# EXTRACTED DATA:
========================================

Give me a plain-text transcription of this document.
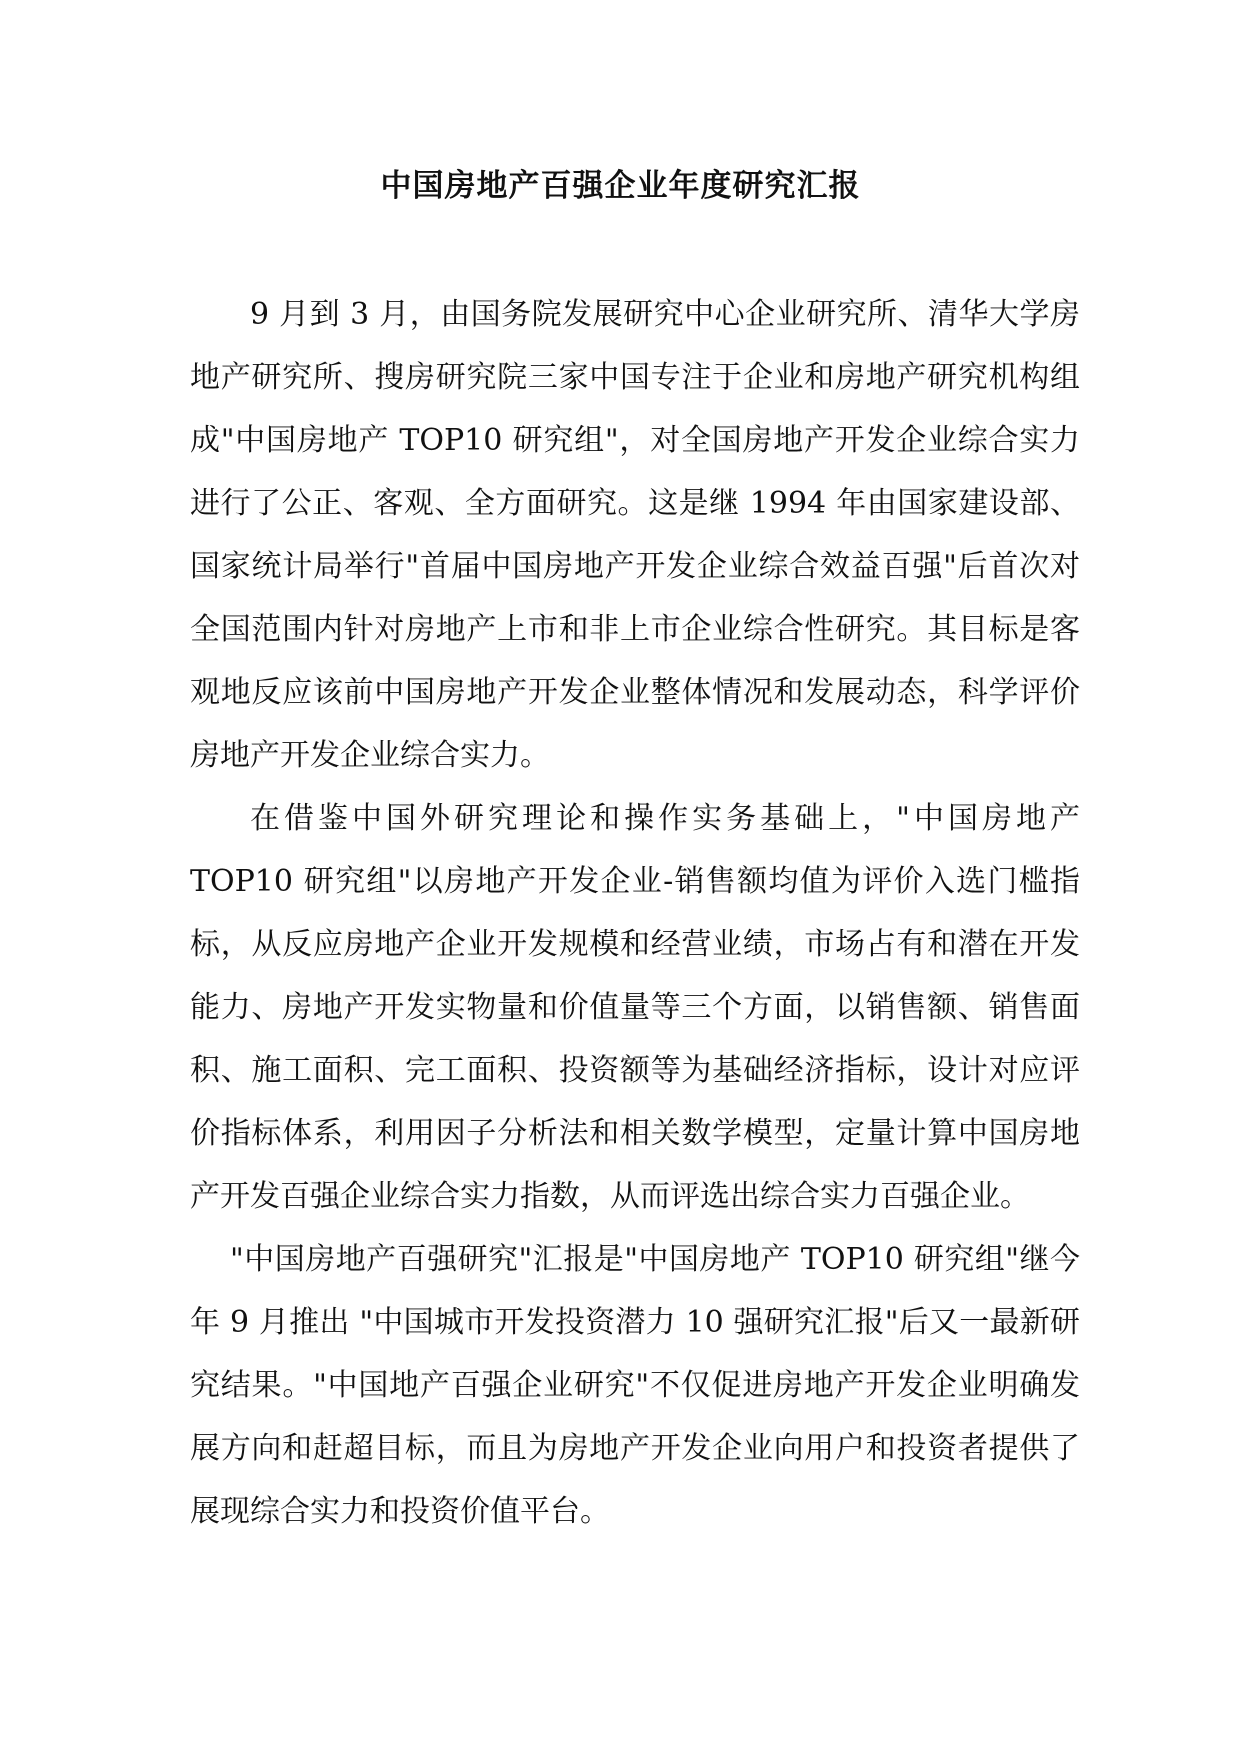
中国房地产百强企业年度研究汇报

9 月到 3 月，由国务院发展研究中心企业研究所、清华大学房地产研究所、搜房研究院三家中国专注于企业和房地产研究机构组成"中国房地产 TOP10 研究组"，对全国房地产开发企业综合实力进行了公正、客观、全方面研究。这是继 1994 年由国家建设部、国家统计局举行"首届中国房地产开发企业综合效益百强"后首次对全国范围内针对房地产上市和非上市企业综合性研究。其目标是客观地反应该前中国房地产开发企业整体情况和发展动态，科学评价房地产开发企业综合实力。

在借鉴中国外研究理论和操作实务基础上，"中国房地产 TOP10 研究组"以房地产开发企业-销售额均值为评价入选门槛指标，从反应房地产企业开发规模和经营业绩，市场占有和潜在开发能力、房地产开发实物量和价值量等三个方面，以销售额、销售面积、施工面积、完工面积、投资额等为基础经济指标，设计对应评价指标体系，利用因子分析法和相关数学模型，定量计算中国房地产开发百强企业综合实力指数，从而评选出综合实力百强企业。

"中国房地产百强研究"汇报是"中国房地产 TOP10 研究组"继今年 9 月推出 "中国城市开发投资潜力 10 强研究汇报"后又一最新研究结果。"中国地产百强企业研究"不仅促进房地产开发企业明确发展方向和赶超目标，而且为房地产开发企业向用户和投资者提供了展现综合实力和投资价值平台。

========================================

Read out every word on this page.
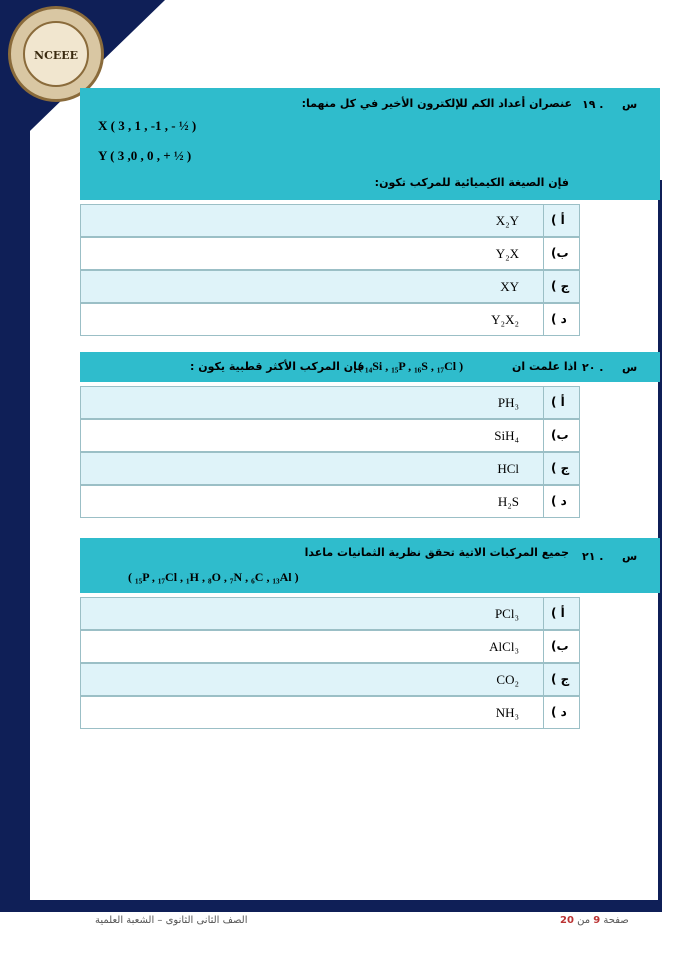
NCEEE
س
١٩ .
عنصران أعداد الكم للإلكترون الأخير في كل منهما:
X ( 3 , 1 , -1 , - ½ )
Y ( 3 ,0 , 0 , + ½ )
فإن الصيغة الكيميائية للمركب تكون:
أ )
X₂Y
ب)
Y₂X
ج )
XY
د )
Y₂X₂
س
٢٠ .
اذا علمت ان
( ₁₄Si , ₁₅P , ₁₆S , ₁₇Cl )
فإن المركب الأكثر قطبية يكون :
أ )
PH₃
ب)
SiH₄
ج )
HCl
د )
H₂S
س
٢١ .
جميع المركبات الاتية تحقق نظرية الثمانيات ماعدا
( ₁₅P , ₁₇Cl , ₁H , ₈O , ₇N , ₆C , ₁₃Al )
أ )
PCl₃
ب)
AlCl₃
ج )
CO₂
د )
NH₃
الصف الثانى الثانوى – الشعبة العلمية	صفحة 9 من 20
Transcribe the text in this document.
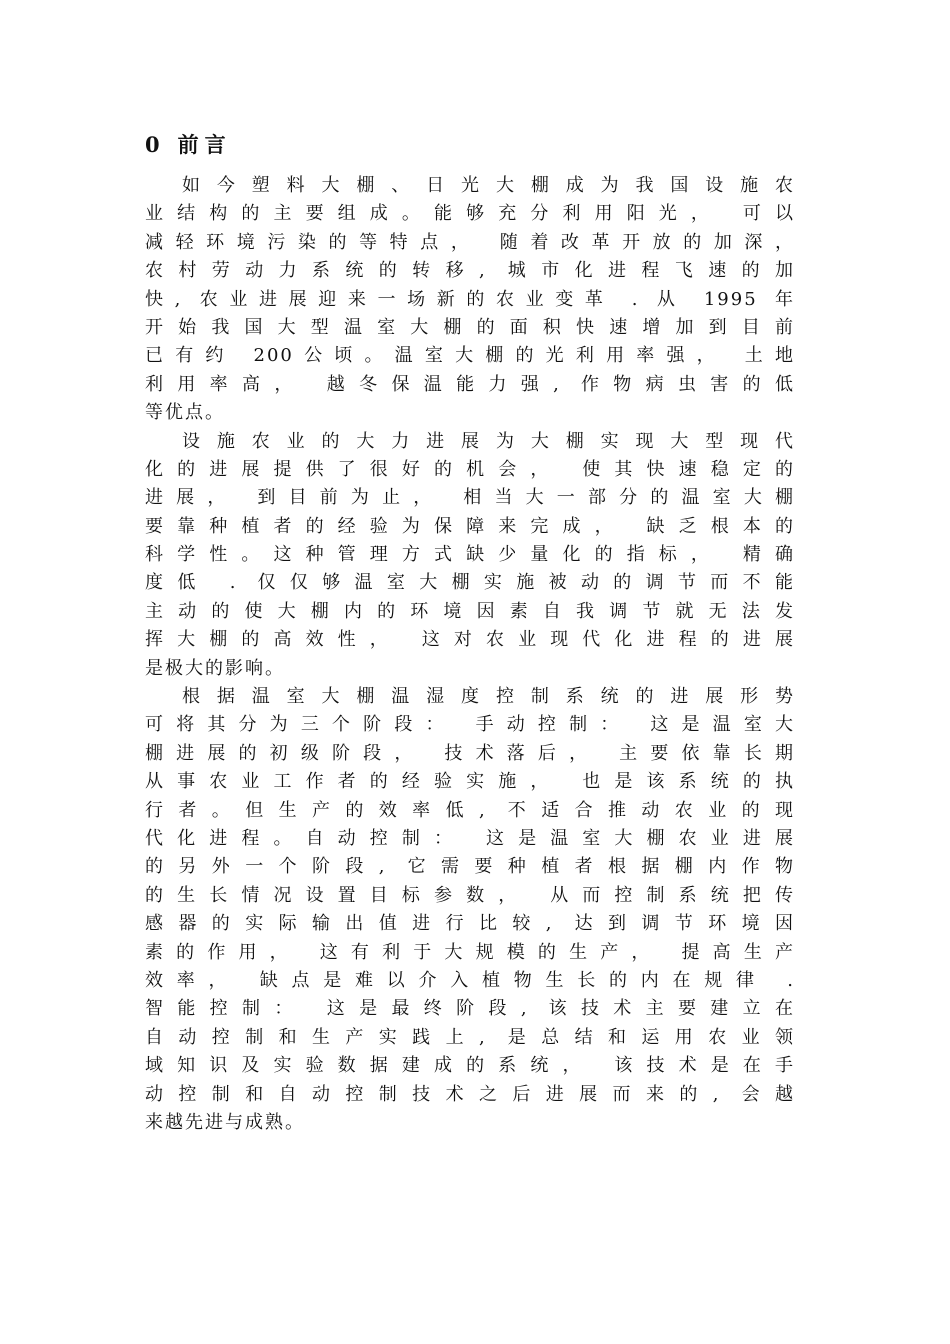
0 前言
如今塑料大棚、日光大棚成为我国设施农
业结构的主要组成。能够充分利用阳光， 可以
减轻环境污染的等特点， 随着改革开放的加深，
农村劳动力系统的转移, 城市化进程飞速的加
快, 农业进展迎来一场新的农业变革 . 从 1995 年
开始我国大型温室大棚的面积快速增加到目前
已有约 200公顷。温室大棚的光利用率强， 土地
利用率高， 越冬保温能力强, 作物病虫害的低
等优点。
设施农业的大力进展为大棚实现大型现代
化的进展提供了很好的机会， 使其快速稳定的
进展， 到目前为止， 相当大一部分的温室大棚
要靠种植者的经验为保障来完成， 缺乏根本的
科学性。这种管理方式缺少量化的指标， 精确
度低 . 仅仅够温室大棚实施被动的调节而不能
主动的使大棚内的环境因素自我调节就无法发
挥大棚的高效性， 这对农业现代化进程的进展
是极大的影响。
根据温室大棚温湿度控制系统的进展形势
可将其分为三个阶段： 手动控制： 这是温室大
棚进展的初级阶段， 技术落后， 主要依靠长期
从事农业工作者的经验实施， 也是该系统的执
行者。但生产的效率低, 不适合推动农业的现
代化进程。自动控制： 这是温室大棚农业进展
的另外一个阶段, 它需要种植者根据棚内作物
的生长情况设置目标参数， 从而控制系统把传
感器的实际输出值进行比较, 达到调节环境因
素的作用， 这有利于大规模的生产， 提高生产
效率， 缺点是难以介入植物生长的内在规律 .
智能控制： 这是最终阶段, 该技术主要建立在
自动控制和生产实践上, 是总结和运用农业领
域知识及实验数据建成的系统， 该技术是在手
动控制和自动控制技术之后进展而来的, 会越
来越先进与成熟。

========================================

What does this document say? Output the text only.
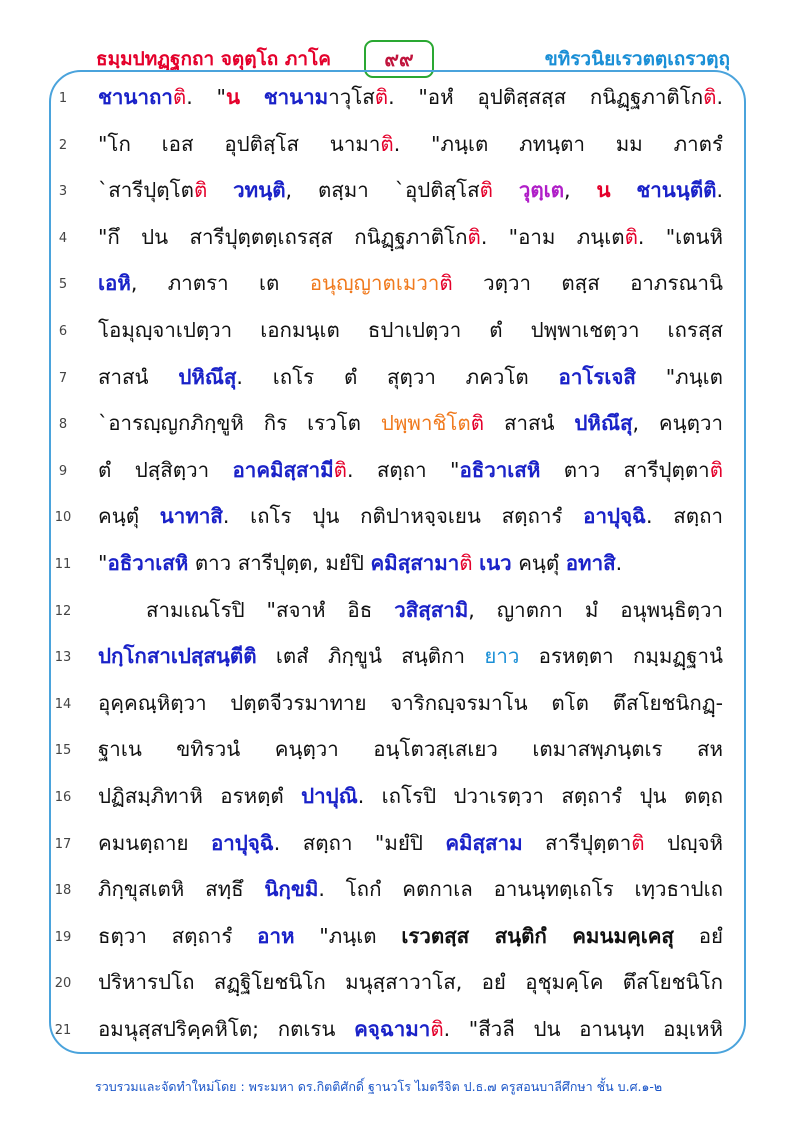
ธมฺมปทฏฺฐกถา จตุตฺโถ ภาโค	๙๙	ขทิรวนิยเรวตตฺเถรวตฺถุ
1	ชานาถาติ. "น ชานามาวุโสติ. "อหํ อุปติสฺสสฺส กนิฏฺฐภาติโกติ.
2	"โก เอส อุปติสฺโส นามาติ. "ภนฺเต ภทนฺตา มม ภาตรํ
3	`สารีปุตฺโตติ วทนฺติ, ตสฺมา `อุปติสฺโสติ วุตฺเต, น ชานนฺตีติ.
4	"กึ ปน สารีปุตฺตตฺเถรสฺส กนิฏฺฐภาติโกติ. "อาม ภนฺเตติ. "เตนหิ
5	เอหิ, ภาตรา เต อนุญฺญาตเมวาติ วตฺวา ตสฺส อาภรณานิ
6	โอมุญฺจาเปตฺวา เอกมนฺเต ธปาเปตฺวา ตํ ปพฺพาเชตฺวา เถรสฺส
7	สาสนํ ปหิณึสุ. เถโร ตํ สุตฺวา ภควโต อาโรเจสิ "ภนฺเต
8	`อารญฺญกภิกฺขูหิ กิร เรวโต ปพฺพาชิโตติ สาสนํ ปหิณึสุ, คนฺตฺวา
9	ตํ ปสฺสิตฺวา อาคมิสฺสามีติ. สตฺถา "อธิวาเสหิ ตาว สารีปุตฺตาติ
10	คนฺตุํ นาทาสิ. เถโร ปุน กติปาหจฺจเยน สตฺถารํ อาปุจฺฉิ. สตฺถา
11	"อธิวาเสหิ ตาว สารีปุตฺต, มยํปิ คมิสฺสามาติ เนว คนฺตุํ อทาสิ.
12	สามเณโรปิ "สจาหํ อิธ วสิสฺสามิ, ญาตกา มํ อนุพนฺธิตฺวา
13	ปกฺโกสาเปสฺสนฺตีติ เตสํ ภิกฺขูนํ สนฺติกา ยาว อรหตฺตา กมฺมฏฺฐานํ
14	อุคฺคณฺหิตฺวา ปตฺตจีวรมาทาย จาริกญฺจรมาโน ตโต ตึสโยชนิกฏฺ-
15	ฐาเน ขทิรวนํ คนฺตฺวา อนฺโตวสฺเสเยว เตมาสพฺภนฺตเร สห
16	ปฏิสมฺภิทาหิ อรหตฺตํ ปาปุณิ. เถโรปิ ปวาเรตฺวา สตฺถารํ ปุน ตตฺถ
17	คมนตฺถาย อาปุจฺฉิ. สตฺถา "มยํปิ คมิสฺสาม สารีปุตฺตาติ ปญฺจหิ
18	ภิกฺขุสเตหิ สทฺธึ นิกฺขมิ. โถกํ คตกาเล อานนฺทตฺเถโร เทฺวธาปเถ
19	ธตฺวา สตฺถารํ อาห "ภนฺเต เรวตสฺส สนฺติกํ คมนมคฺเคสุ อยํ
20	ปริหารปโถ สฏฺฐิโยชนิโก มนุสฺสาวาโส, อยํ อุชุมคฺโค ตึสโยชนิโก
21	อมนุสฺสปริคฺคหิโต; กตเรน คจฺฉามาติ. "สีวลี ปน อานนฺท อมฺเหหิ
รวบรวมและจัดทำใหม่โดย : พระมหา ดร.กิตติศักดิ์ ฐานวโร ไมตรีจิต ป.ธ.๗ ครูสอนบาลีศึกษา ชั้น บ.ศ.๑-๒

========================================

# DESCRIPTION OF THE TASK:
Say how many lines in this material hold "สโยชน", and say nothing else.

# ANSWER:
2